DATA FOR THIS EXERCISE
↓

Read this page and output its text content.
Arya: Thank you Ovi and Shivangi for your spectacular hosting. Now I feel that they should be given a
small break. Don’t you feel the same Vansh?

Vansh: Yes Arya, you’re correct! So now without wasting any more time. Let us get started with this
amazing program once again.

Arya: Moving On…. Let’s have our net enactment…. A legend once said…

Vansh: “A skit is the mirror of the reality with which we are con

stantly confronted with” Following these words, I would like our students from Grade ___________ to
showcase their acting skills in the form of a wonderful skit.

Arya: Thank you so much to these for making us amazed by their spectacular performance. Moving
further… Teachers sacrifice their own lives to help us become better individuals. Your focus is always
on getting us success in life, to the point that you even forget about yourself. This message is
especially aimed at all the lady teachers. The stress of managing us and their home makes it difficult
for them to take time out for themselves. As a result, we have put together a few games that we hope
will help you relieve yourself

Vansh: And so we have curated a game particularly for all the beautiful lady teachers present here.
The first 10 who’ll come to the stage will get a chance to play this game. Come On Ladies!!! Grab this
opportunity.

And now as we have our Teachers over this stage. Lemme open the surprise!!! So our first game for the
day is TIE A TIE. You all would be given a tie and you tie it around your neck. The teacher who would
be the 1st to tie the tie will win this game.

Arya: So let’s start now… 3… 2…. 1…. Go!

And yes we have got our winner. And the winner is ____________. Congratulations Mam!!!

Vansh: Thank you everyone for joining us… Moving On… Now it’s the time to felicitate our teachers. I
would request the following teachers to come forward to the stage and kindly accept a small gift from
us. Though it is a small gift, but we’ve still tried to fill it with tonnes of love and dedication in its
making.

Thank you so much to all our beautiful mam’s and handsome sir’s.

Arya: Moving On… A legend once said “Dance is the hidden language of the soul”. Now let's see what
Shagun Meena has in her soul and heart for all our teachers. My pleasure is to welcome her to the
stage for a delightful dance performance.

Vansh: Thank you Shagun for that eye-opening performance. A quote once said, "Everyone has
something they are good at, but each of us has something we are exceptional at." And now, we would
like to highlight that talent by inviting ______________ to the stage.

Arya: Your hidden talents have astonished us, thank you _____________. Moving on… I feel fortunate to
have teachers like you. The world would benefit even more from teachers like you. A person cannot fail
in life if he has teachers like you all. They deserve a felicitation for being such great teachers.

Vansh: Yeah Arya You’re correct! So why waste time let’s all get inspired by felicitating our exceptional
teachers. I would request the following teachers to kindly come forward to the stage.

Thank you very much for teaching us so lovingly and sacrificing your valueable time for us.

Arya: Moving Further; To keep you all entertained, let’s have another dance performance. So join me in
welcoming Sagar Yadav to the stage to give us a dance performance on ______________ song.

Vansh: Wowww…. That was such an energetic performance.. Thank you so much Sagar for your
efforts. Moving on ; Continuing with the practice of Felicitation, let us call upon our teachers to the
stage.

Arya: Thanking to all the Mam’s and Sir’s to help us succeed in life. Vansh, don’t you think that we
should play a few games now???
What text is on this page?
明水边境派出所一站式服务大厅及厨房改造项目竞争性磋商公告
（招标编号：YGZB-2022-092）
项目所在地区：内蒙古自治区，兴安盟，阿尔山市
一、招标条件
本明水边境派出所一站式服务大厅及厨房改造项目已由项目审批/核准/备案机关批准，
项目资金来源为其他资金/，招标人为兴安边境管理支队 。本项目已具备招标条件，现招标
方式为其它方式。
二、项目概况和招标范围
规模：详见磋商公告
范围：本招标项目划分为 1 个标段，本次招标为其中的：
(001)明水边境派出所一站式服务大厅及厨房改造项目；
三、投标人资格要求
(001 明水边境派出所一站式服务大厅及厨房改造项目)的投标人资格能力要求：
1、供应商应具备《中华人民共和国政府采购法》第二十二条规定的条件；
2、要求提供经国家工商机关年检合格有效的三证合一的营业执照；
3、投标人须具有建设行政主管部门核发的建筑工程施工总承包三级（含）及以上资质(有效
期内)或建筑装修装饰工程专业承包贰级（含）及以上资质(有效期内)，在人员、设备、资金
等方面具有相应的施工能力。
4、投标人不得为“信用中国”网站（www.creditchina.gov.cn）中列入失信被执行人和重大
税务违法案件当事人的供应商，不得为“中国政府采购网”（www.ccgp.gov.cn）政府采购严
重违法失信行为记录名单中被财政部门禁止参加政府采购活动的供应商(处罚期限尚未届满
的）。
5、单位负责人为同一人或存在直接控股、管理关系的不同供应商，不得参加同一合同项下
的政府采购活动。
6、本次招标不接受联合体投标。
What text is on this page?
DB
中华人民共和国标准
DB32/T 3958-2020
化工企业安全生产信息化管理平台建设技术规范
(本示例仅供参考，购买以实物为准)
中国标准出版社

↑

WRITTEN REQUEST
Repeat back the data above, exact to the last character.

RESULT OF THIS TASK
Read this page and output its text content.
Arya: Thank you Ovi and Shivangi for your spectacular hosting. Now I feel that they should be given a
small break. Don’t you feel the same Vansh?

Vansh: Yes Arya, you’re correct! So now without wasting any more time. Let us get started with this
amazing program once again.

Arya: Moving On…. Let’s have our net enactment…. A legend once said…

Vansh: “A skit is the mirror of the reality with which we are con

stantly confronted with” Following these words, I would like our students from Grade ___________ to
showcase their acting skills in the form of a wonderful skit.

Arya: Thank you so much to these for making us amazed by their spectacular performance. Moving
further… Teachers sacrifice their own lives to help us become better individuals. Your focus is always
on getting us success in life, to the point that you even forget about yourself. This message is
especially aimed at all the lady teachers. The stress of managing us and their home makes it difficult
for them to take time out for themselves. As a result, we have put together a few games that we hope
will help you relieve yourself

Vansh: And so we have curated a game particularly for all the beautiful lady teachers present here.
The first 10 who’ll come to the stage will get a chance to play this game. Come On Ladies!!! Grab this
opportunity.

And now as we have our Teachers over this stage. Lemme open the surprise!!! So our first game for the
day is TIE A TIE. You all would be given a tie and you tie it around your neck. The teacher who would
be the 1st to tie the tie will win this game.

Arya: So let’s start now… 3… 2…. 1…. Go!

And yes we have got our winner. And the winner is ____________. Congratulations Mam!!!

Vansh: Thank you everyone for joining us… Moving On… Now it’s the time to felicitate our teachers. I
would request the following teachers to come forward to the stage and kindly accept a small gift from
us. Though it is a small gift, but we’ve still tried to fill it with tonnes of love and dedication in its
making.

Thank you so much to all our beautiful mam’s and handsome sir’s.

Arya: Moving On… A legend once said “Dance is the hidden language of the soul”. Now let's see what
Shagun Meena has in her soul and heart for all our teachers. My pleasure is to welcome her to the
stage for a delightful dance performance.

Vansh: Thank you Shagun for that eye-opening performance. A quote once said, "Everyone has
something they are good at, but each of us has something we are exceptional at." And now, we would
like to highlight that talent by inviting ______________ to the stage.

Arya: Your hidden talents have astonished us, thank you _____________. Moving on… I feel fortunate to
have teachers like you. The world would benefit even more from teachers like you. A person cannot fail
in life if he has teachers like you all. They deserve a felicitation for being such great teachers.

Vansh: Yeah Arya You’re correct! So why waste time let’s all get inspired by felicitating our exceptional
teachers. I would request the following teachers to kindly come forward to the stage.

Thank you very much for teaching us so lovingly and sacrificing your valueable time for us.

Arya: Moving Further; To keep you all entertained, let’s have another dance performance. So join me in
welcoming Sagar Yadav to the stage to give us a dance performance on ______________ song.

Vansh: Wowww…. That was such an energetic performance.. Thank you so much Sagar for your
efforts. Moving on ; Continuing with the practice of Felicitation, let us call upon our teachers to the
stage.

Arya: Thanking to all the Mam’s and Sir’s to help us succeed in life. Vansh, don’t you think that we
should play a few games now???
What text is on this page?
明水边境派出所一站式服务大厅及厨房改造项目竞争性磋商公告
（招标编号：YGZB-2022-092）
项目所在地区：内蒙古自治区，兴安盟，阿尔山市
一、招标条件
本明水边境派出所一站式服务大厅及厨房改造项目已由项目审批/核准/备案机关批准，
项目资金来源为其他资金/，招标人为兴安边境管理支队 。本项目已具备招标条件，现招标
方式为其它方式。
二、项目概况和招标范围
规模：详见磋商公告
范围：本招标项目划分为 1 个标段，本次招标为其中的：
(001)明水边境派出所一站式服务大厅及厨房改造项目；
三、投标人资格要求
(001 明水边境派出所一站式服务大厅及厨房改造项目)的投标人资格能力要求：
1、供应商应具备《中华人民共和国政府采购法》第二十二条规定的条件；
2、要求提供经国家工商机关年检合格有效的三证合一的营业执照；
3、投标人须具有建设行政主管部门核发的建筑工程施工总承包三级（含）及以上资质(有效
期内)或建筑装修装饰工程专业承包贰级（含）及以上资质(有效期内)，在人员、设备、资金
等方面具有相应的施工能力。
4、投标人不得为“信用中国”网站（www.creditchina.gov.cn）中列入失信被执行人和重大
税务违法案件当事人的供应商，不得为“中国政府采购网”（www.ccgp.gov.cn）政府采购严
重违法失信行为记录名单中被财政部门禁止参加政府采购活动的供应商(处罚期限尚未届满
的）。
5、单位负责人为同一人或存在直接控股、管理关系的不同供应商，不得参加同一合同项下
的政府采购活动。
6、本次招标不接受联合体投标。
What text is on this page?
DB
中华人民共和国标准
DB32/T 3958-2020
化工企业安全生产信息化管理平台建设技术规范
(本示例仅供参考，购买以实物为准)
中国标准出版社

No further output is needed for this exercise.